**THE EXERCISE**.
Please work out how many lines in the material contain "cuisine" and give only that figure.

Data entries
:::::

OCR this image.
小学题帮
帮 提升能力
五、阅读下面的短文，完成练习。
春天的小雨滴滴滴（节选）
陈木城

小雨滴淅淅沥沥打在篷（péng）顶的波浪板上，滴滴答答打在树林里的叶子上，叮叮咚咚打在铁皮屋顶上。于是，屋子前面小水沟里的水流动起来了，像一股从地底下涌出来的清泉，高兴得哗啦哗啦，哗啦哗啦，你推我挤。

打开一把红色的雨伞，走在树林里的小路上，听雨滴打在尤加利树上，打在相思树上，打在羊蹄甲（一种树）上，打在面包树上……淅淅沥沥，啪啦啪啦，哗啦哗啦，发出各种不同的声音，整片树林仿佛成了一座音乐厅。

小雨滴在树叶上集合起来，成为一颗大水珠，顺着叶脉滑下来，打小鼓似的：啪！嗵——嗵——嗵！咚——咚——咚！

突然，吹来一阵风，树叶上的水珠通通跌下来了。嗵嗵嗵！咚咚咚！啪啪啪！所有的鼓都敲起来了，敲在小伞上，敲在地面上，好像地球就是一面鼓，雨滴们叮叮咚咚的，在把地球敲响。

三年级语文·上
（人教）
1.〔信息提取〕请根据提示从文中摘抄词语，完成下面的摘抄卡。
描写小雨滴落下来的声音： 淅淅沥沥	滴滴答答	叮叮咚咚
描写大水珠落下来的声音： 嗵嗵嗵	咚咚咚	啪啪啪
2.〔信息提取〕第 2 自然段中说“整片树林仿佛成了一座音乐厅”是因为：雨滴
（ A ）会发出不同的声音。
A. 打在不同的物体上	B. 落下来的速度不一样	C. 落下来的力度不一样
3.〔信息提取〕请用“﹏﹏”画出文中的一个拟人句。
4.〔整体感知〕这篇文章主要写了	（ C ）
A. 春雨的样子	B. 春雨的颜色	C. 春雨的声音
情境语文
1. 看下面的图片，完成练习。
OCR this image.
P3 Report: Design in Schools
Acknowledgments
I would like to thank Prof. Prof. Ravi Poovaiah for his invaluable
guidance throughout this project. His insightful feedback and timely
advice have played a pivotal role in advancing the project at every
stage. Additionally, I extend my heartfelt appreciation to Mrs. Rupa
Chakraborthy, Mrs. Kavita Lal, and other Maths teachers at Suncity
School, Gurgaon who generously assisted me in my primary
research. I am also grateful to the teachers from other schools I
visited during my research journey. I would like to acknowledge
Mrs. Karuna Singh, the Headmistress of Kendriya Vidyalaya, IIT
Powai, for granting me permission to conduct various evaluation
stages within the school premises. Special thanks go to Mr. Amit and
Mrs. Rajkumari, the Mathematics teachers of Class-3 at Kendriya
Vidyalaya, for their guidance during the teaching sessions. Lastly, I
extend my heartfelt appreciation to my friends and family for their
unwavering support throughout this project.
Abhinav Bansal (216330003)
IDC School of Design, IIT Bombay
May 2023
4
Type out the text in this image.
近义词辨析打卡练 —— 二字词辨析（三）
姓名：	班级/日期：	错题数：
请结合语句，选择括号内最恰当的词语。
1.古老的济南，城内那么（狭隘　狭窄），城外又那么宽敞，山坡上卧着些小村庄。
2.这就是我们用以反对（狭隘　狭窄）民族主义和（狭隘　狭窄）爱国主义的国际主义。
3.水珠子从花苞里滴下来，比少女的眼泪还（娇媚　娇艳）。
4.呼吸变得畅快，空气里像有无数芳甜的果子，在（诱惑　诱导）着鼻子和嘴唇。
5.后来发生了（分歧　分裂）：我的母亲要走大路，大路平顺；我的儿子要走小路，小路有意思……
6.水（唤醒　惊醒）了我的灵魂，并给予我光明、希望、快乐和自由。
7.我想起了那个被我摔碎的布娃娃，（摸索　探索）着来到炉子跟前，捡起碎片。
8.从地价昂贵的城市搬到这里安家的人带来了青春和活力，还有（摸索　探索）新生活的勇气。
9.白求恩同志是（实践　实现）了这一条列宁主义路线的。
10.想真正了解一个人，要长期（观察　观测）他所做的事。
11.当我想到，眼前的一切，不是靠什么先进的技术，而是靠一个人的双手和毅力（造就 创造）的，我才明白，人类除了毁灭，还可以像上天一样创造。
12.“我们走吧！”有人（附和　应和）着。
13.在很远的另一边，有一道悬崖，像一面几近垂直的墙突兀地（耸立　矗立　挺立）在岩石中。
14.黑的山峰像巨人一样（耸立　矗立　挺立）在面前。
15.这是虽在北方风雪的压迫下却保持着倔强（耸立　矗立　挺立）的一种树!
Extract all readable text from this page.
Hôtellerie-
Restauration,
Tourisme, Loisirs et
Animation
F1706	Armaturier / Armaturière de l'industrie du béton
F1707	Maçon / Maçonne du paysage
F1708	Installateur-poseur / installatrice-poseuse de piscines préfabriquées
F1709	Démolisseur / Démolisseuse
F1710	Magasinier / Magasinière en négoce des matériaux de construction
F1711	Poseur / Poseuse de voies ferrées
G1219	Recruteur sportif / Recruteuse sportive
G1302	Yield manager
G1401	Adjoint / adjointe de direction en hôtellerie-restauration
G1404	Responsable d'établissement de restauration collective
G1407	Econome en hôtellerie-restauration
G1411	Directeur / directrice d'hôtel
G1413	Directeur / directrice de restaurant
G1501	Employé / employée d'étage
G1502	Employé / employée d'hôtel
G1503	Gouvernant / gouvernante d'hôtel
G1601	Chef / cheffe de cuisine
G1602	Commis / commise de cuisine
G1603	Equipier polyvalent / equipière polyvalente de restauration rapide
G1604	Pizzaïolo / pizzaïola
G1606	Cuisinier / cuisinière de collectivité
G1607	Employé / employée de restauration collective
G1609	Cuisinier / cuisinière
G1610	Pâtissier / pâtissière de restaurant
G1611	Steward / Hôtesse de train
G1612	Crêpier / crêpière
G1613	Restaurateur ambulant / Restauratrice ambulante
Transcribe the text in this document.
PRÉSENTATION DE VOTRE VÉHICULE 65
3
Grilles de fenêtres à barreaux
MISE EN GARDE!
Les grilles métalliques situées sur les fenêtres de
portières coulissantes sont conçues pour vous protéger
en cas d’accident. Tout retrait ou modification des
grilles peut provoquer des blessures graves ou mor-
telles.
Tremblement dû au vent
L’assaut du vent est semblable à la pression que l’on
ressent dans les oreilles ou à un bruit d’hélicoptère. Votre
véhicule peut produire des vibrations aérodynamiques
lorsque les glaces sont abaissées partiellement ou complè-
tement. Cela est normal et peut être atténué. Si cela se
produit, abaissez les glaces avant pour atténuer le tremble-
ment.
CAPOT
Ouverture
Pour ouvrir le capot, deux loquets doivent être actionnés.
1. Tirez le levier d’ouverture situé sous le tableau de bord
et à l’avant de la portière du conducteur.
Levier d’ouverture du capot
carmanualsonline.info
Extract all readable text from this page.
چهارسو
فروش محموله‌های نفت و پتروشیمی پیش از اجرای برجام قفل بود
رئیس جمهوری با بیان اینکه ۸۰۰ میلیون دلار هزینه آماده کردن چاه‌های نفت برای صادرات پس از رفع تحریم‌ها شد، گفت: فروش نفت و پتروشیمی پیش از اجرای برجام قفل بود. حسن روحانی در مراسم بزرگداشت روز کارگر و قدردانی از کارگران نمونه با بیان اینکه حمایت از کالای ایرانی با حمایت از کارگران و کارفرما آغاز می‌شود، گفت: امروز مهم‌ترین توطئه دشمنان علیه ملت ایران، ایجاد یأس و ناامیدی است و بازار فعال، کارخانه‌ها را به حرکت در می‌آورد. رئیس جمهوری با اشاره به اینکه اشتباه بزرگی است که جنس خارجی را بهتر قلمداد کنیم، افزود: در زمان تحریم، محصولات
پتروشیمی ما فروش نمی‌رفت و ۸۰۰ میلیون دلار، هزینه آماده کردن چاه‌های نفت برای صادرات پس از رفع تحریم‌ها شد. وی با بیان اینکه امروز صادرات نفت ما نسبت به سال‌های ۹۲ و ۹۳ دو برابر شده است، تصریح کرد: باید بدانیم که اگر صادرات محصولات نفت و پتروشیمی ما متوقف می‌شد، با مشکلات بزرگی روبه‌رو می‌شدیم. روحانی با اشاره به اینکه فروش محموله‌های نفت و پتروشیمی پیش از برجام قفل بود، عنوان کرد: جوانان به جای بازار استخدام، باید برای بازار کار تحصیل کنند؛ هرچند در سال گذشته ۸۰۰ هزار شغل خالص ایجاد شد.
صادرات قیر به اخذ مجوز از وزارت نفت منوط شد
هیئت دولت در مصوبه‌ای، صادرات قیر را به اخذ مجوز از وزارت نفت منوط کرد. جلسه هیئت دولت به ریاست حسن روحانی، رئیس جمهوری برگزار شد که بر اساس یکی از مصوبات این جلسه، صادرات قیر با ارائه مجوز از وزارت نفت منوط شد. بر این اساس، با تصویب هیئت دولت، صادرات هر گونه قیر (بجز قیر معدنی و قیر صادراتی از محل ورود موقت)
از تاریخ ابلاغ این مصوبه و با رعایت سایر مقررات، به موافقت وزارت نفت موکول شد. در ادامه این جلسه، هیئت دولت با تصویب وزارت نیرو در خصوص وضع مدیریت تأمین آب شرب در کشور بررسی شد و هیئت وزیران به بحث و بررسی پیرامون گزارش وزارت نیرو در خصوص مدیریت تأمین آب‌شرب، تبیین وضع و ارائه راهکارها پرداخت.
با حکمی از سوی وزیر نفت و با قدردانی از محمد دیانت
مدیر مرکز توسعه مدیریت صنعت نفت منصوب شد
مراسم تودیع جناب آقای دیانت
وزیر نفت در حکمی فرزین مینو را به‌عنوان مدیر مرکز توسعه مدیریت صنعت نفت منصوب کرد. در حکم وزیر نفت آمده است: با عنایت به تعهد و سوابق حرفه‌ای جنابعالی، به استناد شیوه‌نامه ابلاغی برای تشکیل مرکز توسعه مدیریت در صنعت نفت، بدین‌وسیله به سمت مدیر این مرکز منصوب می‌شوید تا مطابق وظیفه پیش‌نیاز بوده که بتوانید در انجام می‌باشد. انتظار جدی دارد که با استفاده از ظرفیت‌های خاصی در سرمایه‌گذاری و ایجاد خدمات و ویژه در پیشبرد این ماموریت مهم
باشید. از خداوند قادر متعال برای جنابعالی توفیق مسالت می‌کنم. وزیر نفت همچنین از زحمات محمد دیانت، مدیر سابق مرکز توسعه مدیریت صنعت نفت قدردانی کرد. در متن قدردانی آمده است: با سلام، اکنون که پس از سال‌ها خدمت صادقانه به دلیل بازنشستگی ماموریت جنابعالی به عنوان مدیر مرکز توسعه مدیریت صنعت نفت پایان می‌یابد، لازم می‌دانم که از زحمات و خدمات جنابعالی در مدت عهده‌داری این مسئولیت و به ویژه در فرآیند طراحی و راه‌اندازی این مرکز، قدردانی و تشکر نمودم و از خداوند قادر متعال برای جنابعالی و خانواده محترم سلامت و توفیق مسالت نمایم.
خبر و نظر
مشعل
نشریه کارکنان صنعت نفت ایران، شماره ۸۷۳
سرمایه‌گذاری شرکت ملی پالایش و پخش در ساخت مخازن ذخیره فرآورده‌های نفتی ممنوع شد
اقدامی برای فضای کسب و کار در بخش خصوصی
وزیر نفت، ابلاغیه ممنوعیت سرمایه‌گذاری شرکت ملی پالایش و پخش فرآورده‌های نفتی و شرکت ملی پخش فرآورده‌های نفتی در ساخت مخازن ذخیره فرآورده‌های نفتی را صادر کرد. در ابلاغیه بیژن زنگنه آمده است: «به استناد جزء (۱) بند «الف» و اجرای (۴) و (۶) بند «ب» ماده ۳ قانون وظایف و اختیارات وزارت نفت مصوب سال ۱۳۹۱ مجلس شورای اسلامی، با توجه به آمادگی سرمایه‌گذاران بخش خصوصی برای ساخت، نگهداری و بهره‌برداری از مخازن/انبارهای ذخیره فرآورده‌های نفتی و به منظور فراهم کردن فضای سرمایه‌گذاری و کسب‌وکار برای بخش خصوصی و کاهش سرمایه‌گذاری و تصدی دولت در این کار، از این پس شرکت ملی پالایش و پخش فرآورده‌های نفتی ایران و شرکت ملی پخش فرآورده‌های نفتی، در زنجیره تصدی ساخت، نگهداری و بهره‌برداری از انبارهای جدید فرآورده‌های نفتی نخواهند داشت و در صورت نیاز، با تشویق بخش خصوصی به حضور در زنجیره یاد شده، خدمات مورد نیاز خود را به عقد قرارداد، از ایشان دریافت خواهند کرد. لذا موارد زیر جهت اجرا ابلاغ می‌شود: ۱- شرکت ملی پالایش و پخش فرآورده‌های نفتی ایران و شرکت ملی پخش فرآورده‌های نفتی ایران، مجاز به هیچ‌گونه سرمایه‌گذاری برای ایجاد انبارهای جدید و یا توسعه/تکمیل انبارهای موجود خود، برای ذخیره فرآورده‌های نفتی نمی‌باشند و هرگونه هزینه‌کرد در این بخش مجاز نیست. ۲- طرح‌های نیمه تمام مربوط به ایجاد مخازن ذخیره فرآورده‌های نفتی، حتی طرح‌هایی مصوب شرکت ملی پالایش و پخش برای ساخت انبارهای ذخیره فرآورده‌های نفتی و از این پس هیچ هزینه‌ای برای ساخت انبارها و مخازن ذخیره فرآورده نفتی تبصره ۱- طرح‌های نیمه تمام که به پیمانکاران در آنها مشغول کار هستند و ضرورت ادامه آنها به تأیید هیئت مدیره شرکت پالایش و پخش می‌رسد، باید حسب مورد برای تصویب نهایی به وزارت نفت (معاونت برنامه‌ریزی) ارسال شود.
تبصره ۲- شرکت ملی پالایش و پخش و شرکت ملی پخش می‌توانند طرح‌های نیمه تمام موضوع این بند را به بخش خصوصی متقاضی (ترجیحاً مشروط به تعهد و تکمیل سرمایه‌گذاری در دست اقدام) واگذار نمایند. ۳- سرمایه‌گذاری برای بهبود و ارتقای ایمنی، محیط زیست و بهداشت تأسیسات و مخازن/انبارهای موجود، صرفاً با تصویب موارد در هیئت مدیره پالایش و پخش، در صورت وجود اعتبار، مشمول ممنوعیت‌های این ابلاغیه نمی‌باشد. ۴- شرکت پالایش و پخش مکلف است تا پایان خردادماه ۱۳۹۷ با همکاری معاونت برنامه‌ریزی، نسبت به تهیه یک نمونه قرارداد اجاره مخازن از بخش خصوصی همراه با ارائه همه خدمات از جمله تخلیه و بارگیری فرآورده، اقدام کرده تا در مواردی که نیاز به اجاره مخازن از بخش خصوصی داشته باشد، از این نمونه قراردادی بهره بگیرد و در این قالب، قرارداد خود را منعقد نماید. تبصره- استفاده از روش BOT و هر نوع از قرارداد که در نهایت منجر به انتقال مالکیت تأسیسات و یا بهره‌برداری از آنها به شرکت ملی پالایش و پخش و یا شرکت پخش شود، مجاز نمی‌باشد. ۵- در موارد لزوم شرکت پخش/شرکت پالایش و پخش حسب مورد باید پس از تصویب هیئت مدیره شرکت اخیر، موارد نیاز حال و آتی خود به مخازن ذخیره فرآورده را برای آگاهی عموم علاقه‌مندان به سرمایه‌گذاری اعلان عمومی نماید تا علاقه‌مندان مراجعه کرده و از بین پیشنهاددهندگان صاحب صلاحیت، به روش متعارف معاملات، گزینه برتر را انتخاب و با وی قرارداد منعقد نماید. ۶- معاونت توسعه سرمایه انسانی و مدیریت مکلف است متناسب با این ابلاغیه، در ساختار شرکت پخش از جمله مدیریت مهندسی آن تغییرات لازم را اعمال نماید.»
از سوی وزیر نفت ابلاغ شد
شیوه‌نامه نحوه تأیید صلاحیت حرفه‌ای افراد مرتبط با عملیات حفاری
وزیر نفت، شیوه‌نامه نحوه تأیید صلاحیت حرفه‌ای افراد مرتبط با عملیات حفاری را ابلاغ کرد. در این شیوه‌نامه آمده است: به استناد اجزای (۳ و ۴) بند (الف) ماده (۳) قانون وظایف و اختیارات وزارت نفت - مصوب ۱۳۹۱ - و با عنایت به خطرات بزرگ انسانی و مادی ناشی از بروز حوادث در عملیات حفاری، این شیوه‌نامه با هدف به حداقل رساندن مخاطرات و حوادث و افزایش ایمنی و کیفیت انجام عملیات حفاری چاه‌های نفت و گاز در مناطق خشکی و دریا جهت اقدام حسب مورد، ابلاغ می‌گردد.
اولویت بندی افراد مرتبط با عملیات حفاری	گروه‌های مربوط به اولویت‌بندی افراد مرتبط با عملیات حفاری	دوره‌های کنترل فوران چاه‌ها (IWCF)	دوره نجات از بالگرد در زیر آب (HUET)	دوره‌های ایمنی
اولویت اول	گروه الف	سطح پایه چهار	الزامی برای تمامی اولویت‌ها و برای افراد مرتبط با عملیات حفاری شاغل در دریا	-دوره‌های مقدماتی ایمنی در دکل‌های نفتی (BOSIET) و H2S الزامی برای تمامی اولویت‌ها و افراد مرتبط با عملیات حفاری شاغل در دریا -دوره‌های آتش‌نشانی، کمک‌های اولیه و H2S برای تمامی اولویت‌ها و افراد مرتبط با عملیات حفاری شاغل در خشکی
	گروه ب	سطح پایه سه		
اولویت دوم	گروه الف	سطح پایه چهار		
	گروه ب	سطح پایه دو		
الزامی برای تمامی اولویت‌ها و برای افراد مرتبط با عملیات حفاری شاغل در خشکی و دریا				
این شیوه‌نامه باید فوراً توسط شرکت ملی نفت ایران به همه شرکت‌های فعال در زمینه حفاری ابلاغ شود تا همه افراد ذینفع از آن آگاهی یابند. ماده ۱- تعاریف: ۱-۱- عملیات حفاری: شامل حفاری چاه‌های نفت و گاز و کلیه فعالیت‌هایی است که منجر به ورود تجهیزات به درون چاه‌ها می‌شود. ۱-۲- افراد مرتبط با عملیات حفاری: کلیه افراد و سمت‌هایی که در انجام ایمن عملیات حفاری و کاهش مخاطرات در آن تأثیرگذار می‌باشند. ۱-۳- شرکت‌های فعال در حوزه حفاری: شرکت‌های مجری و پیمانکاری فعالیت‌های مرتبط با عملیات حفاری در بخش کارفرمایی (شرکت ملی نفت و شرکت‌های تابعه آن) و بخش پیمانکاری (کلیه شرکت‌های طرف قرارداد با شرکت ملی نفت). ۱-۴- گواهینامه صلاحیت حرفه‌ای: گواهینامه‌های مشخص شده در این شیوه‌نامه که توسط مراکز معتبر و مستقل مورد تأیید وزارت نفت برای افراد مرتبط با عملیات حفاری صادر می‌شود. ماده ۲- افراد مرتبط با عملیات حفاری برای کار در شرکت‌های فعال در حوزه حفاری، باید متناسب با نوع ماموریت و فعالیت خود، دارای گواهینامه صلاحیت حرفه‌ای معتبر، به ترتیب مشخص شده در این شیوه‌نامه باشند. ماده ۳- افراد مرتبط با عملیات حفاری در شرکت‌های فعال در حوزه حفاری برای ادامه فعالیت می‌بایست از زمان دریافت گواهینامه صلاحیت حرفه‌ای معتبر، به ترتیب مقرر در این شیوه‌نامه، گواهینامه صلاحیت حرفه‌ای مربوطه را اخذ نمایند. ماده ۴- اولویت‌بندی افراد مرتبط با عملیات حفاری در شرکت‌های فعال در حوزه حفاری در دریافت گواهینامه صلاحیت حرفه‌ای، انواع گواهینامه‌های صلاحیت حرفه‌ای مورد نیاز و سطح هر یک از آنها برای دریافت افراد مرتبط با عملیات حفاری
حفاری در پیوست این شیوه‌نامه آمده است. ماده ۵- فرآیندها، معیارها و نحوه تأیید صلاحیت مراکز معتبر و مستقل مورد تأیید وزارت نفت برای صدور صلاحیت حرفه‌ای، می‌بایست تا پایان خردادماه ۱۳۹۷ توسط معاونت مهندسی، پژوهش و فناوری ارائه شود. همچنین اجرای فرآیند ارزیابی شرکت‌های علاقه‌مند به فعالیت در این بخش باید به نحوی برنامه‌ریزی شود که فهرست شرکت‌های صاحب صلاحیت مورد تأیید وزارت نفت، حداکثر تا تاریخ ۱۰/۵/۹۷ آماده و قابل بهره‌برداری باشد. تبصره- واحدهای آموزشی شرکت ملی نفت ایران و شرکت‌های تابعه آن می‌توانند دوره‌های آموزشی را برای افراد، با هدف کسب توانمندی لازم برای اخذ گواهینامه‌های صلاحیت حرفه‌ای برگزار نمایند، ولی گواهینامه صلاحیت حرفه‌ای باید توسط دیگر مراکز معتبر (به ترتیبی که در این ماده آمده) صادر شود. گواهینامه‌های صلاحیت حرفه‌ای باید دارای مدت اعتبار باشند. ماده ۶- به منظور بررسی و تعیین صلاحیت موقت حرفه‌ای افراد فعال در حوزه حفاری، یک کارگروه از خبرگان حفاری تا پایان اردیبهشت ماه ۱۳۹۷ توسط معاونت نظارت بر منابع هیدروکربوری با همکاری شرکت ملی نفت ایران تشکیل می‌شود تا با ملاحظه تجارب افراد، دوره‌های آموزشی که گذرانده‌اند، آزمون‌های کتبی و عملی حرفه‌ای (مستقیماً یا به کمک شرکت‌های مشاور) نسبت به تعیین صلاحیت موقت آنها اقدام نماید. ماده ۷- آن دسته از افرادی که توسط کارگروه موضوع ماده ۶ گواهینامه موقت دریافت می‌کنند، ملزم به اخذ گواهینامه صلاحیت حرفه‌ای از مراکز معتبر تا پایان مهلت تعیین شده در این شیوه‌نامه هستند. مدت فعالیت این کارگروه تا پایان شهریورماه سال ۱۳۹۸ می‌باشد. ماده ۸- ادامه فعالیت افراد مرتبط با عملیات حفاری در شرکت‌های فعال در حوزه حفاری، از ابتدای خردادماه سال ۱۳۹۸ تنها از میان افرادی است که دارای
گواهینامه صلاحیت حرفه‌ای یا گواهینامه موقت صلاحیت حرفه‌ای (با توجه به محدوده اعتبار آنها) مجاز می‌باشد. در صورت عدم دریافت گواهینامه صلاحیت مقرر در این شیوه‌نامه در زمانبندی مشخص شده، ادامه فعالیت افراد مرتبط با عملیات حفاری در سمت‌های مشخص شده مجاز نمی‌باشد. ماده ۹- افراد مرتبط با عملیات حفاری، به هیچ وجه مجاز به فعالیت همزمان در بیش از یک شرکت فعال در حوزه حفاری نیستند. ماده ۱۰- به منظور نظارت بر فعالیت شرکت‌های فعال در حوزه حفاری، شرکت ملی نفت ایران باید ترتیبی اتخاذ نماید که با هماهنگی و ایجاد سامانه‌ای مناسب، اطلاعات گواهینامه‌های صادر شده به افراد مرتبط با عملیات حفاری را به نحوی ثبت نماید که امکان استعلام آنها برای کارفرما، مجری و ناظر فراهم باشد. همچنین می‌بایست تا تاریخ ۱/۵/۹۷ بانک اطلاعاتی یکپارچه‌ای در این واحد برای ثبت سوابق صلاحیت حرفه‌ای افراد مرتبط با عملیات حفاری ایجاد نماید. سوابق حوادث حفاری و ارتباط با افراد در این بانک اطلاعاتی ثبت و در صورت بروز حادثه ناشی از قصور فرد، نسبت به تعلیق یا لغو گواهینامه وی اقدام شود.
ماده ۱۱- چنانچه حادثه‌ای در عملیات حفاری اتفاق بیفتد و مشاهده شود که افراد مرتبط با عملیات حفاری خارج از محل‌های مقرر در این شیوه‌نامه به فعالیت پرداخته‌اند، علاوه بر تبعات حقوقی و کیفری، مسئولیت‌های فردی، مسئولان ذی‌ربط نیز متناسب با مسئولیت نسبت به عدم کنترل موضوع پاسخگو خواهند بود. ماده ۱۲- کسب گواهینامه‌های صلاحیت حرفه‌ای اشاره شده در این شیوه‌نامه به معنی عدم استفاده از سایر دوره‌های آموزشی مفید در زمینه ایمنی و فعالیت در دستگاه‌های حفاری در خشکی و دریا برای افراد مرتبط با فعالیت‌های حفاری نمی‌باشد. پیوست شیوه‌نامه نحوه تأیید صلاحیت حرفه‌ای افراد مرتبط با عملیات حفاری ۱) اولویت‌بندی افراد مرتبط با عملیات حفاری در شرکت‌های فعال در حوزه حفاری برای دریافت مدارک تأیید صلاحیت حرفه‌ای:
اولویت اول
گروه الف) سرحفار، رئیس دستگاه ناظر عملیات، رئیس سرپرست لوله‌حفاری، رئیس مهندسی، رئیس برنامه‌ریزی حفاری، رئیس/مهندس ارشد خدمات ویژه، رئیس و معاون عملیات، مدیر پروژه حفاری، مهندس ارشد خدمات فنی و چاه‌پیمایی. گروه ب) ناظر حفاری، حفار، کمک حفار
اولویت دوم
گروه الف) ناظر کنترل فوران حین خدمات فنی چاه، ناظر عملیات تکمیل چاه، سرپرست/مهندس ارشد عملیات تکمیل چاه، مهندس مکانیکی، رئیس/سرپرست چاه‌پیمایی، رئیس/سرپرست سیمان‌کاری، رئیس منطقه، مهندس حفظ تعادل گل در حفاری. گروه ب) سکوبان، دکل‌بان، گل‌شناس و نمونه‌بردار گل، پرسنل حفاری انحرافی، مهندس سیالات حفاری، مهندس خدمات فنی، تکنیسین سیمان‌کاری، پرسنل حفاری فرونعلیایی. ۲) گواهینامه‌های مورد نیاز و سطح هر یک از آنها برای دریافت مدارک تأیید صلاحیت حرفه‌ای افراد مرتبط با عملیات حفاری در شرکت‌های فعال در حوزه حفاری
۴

:::::

**ANSWER FOR THE TASK**.
2